**EXERCISE DESCRIPTION:** Transcribe all of the data exactly. Omit the pictures.

**EXCERPTED DATA:**
* START *
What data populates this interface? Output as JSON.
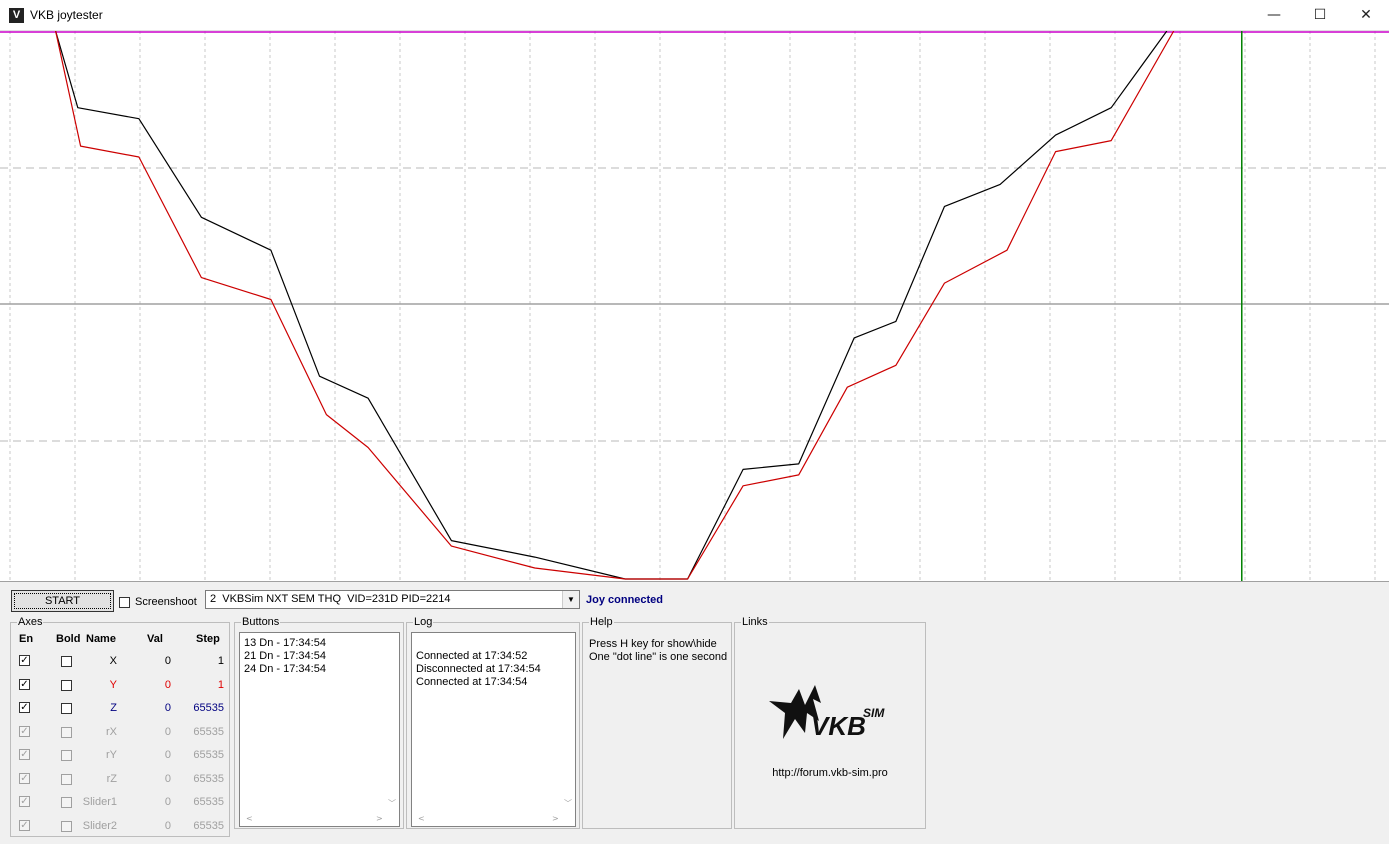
{
  "window": {
    "title": "VKB joytester",
    "minimize": "—",
    "maximize": "☐",
    "close": "✕"
  },
  "toolbar": {
    "start_label": "START",
    "screenshot_label": "Screenshoot",
    "screenshot_checked": false,
    "device_selected": "2  VKBSim NXT SEM THQ  VID=231D PID=2214",
    "status": "Joy connected"
  },
  "axes": {
    "title": "Axes",
    "headers": {
      "en": "En",
      "bold": "Bold",
      "name": "Name",
      "val": "Val",
      "step": "Step"
    },
    "rows": [
      {
        "name": "X",
        "val": "0",
        "step": "1",
        "color": "#000000",
        "enabled": true
      },
      {
        "name": "Y",
        "val": "0",
        "step": "1",
        "color": "#e00000",
        "enabled": true
      },
      {
        "name": "Z",
        "val": "0",
        "step": "65535",
        "color": "#000080",
        "enabled": true
      },
      {
        "name": "rX",
        "val": "0",
        "step": "65535",
        "color": "#a0a0a0",
        "enabled": false
      },
      {
        "name": "rY",
        "val": "0",
        "step": "65535",
        "color": "#a0a0a0",
        "enabled": false
      },
      {
        "name": "rZ",
        "val": "0",
        "step": "65535",
        "color": "#a0a0a0",
        "enabled": false
      },
      {
        "name": "Slider1",
        "val": "0",
        "step": "65535",
        "color": "#a0a0a0",
        "enabled": false
      },
      {
        "name": "Slider2",
        "val": "0",
        "step": "65535",
        "color": "#a0a0a0",
        "enabled": false
      }
    ]
  },
  "buttons": {
    "title": "Buttons",
    "lines": [
      "13 Dn - 17:34:54",
      "21 Dn - 17:34:54",
      "24 Dn - 17:34:54"
    ]
  },
  "log": {
    "title": "Log",
    "lines": [
      "",
      "Connected at 17:34:52",
      "Disconnected at 17:34:54",
      "Connected at 17:34:54"
    ]
  },
  "help": {
    "title": "Help",
    "lines": [
      "Press H key for show\\hide",
      "One \"dot line\" is one second"
    ]
  },
  "links": {
    "title": "Links",
    "logo_text": "VKB",
    "logo_sup": "SIM",
    "url": "http://forum.vkb-sim.pro"
  },
  "colors": {
    "series_x": "#000000",
    "series_y": "#cc0000",
    "top_line": "#cc00cc",
    "cursor": "#008000",
    "status": "#000080"
  },
  "chart_data": {
    "type": "line",
    "ylim": [
      0,
      1
    ],
    "xlim": [
      0,
      1
    ],
    "series": [
      {
        "color": "#000000",
        "points": [
          [
            0.04,
            1.0
          ],
          [
            0.056,
            0.86
          ],
          [
            0.1,
            0.84
          ],
          [
            0.145,
            0.66
          ],
          [
            0.195,
            0.6
          ],
          [
            0.23,
            0.37
          ],
          [
            0.265,
            0.33
          ],
          [
            0.325,
            0.07
          ],
          [
            0.385,
            0.04
          ],
          [
            0.45,
            0.0
          ],
          [
            0.495,
            0.0
          ],
          [
            0.535,
            0.2
          ],
          [
            0.575,
            0.21
          ],
          [
            0.615,
            0.44
          ],
          [
            0.645,
            0.47
          ],
          [
            0.68,
            0.68
          ],
          [
            0.72,
            0.72
          ],
          [
            0.76,
            0.81
          ],
          [
            0.8,
            0.86
          ],
          [
            0.84,
            1.0
          ]
        ]
      },
      {
        "color": "#cc0000",
        "points": [
          [
            0.04,
            1.0
          ],
          [
            0.058,
            0.79
          ],
          [
            0.1,
            0.77
          ],
          [
            0.145,
            0.55
          ],
          [
            0.195,
            0.51
          ],
          [
            0.235,
            0.3
          ],
          [
            0.265,
            0.24
          ],
          [
            0.325,
            0.06
          ],
          [
            0.385,
            0.02
          ],
          [
            0.45,
            0.0
          ],
          [
            0.495,
            0.0
          ],
          [
            0.535,
            0.17
          ],
          [
            0.575,
            0.19
          ],
          [
            0.61,
            0.35
          ],
          [
            0.645,
            0.39
          ],
          [
            0.68,
            0.54
          ],
          [
            0.725,
            0.6
          ],
          [
            0.76,
            0.78
          ],
          [
            0.8,
            0.8
          ],
          [
            0.845,
            1.0
          ]
        ]
      }
    ],
    "cursor_x": 0.894
  }
}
* END *
**EXERCISE ANSWER:**
What data populates this interface? Output as JSON.
{
  "window": {
    "title": "VKB joytester",
    "minimize": "—",
    "maximize": "☐",
    "close": "✕"
  },
  "toolbar": {
    "start_label": "START",
    "screenshot_label": "Screenshoot",
    "screenshot_checked": false,
    "device_selected": "2  VKBSim NXT SEM THQ  VID=231D PID=2214",
    "status": "Joy connected"
  },
  "axes": {
    "title": "Axes",
    "headers": {
      "en": "En",
      "bold": "Bold",
      "name": "Name",
      "val": "Val",
      "step": "Step"
    },
    "rows": [
      {
        "name": "X",
        "val": "0",
        "step": "1",
        "color": "#000000",
        "enabled": true
      },
      {
        "name": "Y",
        "val": "0",
        "step": "1",
        "color": "#e00000",
        "enabled": true
      },
      {
        "name": "Z",
        "val": "0",
        "step": "65535",
        "color": "#000080",
        "enabled": true
      },
      {
        "name": "rX",
        "val": "0",
        "step": "65535",
        "color": "#a0a0a0",
        "enabled": false
      },
      {
        "name": "rY",
        "val": "0",
        "step": "65535",
        "color": "#a0a0a0",
        "enabled": false
      },
      {
        "name": "rZ",
        "val": "0",
        "step": "65535",
        "color": "#a0a0a0",
        "enabled": false
      },
      {
        "name": "Slider1",
        "val": "0",
        "step": "65535",
        "color": "#a0a0a0",
        "enabled": false
      },
      {
        "name": "Slider2",
        "val": "0",
        "step": "65535",
        "color": "#a0a0a0",
        "enabled": false
      }
    ]
  },
  "buttons": {
    "title": "Buttons",
    "lines": [
      "13 Dn - 17:34:54",
      "21 Dn - 17:34:54",
      "24 Dn - 17:34:54"
    ]
  },
  "log": {
    "title": "Log",
    "lines": [
      "",
      "Connected at 17:34:52",
      "Disconnected at 17:34:54",
      "Connected at 17:34:54"
    ]
  },
  "help": {
    "title": "Help",
    "lines": [
      "Press H key for show\\hide",
      "One \"dot line\" is one second"
    ]
  },
  "links": {
    "title": "Links",
    "logo_text": "VKB",
    "logo_sup": "SIM",
    "url": "http://forum.vkb-sim.pro"
  },
  "colors": {
    "series_x": "#000000",
    "series_y": "#cc0000",
    "top_line": "#cc00cc",
    "cursor": "#008000",
    "status": "#000080"
  },
  "chart_data": {
    "type": "line",
    "ylim": [
      0,
      1
    ],
    "xlim": [
      0,
      1
    ],
    "series": [
      {
        "color": "#000000",
        "points": [
          [
            0.04,
            1.0
          ],
          [
            0.056,
            0.86
          ],
          [
            0.1,
            0.84
          ],
          [
            0.145,
            0.66
          ],
          [
            0.195,
            0.6
          ],
          [
            0.23,
            0.37
          ],
          [
            0.265,
            0.33
          ],
          [
            0.325,
            0.07
          ],
          [
            0.385,
            0.04
          ],
          [
            0.45,
            0.0
          ],
          [
            0.495,
            0.0
          ],
          [
            0.535,
            0.2
          ],
          [
            0.575,
            0.21
          ],
          [
            0.615,
            0.44
          ],
          [
            0.645,
            0.47
          ],
          [
            0.68,
            0.68
          ],
          [
            0.72,
            0.72
          ],
          [
            0.76,
            0.81
          ],
          [
            0.8,
            0.86
          ],
          [
            0.84,
            1.0
          ]
        ]
      },
      {
        "color": "#cc0000",
        "points": [
          [
            0.04,
            1.0
          ],
          [
            0.058,
            0.79
          ],
          [
            0.1,
            0.77
          ],
          [
            0.145,
            0.55
          ],
          [
            0.195,
            0.51
          ],
          [
            0.235,
            0.3
          ],
          [
            0.265,
            0.24
          ],
          [
            0.325,
            0.06
          ],
          [
            0.385,
            0.02
          ],
          [
            0.45,
            0.0
          ],
          [
            0.495,
            0.0
          ],
          [
            0.535,
            0.17
          ],
          [
            0.575,
            0.19
          ],
          [
            0.61,
            0.35
          ],
          [
            0.645,
            0.39
          ],
          [
            0.68,
            0.54
          ],
          [
            0.725,
            0.6
          ],
          [
            0.76,
            0.78
          ],
          [
            0.8,
            0.8
          ],
          [
            0.845,
            1.0
          ]
        ]
      }
    ],
    "cursor_x": 0.894
  }
}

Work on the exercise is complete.